• **Input records**:
━━━
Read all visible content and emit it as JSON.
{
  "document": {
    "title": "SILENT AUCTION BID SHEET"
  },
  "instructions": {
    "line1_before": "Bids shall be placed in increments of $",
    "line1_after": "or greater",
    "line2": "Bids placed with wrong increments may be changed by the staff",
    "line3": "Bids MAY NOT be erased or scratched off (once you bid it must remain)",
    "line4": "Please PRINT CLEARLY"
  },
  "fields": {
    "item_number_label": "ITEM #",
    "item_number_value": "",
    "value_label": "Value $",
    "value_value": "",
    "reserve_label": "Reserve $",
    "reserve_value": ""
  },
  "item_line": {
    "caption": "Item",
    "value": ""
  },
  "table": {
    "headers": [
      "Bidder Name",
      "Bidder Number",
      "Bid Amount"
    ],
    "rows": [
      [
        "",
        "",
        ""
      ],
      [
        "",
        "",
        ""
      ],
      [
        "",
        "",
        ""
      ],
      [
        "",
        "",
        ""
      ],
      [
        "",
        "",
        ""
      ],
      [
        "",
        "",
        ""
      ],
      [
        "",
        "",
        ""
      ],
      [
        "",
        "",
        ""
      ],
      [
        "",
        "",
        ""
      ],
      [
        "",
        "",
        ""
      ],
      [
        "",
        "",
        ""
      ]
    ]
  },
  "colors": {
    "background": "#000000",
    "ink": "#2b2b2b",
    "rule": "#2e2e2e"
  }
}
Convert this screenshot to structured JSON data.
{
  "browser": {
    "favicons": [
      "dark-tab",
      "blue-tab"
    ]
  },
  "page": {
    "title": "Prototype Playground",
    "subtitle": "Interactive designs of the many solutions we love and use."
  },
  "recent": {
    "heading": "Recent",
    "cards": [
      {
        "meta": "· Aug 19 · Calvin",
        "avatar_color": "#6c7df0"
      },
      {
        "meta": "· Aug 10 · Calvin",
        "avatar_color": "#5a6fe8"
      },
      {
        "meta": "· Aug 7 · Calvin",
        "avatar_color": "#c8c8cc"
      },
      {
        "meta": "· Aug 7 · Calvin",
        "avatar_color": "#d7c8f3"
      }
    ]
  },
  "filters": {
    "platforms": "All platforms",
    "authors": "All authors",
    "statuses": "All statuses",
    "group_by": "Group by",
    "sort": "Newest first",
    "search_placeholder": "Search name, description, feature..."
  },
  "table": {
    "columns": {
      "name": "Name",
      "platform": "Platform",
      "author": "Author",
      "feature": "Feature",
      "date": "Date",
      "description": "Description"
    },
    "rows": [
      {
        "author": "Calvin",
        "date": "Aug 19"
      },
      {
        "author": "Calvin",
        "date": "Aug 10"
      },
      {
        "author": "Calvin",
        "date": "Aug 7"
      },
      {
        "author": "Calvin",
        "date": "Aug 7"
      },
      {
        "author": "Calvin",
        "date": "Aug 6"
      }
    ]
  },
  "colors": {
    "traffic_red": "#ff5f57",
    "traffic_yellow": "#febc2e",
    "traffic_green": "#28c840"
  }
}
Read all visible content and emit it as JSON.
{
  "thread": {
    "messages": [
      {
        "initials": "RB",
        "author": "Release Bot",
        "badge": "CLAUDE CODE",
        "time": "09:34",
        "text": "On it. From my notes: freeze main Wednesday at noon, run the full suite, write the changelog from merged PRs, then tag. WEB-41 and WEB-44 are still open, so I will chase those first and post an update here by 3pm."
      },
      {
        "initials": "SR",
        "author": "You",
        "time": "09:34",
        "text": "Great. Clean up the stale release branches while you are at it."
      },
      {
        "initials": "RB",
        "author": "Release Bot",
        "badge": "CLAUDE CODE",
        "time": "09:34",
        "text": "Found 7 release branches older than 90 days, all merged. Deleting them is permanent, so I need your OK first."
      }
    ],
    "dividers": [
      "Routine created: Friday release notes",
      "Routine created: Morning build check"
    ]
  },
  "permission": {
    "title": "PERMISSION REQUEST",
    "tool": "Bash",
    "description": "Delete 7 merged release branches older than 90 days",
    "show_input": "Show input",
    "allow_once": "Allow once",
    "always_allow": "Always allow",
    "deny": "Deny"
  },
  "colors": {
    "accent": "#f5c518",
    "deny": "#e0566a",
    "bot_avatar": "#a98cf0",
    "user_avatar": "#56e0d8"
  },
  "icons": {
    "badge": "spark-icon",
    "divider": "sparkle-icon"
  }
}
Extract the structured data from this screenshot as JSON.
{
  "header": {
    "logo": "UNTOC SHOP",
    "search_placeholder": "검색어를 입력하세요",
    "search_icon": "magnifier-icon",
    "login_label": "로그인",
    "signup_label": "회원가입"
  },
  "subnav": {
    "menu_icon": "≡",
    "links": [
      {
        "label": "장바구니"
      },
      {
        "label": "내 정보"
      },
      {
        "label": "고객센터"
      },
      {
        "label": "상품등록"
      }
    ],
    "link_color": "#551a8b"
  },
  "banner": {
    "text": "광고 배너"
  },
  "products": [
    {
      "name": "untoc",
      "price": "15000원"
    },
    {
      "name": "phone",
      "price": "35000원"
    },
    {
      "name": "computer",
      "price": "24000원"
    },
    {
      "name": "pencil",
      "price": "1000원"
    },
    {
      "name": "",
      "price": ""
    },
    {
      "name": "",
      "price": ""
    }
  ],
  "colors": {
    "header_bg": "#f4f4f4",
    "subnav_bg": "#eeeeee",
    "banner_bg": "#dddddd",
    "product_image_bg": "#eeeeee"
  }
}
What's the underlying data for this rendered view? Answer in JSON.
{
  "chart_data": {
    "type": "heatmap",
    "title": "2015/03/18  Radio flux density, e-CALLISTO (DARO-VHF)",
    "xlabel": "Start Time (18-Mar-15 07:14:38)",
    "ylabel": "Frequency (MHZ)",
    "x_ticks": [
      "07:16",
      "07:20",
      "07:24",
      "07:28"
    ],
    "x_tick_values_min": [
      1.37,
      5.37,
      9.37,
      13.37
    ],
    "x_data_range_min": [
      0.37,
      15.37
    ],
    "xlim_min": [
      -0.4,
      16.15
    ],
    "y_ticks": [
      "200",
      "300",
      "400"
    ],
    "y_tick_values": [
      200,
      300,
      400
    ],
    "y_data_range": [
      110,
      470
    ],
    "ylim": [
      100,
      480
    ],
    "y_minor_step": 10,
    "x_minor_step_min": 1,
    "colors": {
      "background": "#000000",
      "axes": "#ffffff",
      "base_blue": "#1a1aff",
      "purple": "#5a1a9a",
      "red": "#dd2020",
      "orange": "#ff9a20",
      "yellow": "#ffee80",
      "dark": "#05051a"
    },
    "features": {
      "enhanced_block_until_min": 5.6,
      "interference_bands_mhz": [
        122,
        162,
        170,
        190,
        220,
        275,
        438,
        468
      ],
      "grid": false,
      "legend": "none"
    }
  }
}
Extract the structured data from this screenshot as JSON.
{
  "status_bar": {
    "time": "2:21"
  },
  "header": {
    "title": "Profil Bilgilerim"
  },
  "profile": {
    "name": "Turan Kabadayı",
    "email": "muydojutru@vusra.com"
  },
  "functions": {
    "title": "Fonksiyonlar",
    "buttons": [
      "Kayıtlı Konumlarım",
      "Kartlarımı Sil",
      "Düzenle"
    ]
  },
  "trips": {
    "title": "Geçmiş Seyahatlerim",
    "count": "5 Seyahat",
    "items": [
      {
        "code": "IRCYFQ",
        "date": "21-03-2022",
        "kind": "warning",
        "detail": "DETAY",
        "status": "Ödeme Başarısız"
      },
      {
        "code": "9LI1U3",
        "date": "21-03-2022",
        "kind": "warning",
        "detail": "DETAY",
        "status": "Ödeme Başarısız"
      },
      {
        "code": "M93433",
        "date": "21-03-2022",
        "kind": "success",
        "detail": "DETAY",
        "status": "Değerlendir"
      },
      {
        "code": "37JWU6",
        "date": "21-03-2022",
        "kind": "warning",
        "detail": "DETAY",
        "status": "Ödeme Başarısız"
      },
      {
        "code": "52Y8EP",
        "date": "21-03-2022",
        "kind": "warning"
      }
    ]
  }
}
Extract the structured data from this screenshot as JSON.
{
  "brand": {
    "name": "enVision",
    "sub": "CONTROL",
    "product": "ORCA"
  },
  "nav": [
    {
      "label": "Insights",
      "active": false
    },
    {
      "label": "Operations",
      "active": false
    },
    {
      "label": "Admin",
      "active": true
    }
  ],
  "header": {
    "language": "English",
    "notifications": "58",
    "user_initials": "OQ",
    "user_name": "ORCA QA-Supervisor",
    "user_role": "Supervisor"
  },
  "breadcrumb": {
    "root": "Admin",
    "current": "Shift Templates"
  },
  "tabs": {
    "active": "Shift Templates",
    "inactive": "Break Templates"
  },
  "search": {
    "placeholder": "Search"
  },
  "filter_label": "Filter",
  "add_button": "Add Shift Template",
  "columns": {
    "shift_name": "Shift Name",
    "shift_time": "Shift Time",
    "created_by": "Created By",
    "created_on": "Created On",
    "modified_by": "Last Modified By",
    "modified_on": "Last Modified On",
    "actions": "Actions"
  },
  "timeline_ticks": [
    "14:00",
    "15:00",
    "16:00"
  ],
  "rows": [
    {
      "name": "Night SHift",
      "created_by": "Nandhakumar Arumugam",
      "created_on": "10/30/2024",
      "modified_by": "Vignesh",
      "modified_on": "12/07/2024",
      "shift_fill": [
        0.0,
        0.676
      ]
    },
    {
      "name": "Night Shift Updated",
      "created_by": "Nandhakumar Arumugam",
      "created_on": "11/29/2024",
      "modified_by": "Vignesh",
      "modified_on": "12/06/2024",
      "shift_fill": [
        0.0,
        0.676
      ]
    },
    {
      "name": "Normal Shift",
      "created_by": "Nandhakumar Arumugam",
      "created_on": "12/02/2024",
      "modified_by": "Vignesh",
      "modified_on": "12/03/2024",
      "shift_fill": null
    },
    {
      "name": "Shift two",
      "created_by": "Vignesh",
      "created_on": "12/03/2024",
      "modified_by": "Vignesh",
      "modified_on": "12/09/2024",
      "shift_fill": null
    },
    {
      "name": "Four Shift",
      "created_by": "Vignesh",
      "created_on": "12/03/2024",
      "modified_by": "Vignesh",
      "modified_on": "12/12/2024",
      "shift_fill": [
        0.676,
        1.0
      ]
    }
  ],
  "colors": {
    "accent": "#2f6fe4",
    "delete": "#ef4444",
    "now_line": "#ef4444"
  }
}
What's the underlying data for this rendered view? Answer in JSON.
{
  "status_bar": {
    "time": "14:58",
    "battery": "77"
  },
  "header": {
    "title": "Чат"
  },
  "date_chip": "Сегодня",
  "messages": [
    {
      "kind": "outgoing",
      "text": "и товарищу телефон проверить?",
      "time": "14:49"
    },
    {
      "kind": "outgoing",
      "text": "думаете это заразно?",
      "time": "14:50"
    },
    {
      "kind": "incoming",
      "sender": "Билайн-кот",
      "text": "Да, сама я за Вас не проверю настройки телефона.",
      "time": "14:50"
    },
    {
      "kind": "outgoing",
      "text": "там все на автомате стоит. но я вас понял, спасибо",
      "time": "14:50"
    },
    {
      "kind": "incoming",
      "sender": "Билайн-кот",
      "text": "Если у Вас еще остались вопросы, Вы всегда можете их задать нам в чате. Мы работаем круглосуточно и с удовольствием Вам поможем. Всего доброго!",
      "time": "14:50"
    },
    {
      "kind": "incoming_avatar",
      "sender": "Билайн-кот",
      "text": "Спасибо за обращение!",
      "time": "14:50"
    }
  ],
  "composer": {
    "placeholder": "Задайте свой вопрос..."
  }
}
━━━
• **Aim of the task**:
Select every line in the material above where the string "merged" occurs, and copy it.

• **Complete answer**:
        "text": "On it. From my notes: freeze main Wednesday at noon, run the full suite, write the changelog from merged PRs, then tag. WEB-41 and WEB-44 are still open, so I will chase those first and post an update here by 3pm."
        "text": "Found 7 release branches older than 90 days, all merged. Deleting them is permanent, so I need your OK first."
    "description": "Delete 7 merged release branches older than 90 days",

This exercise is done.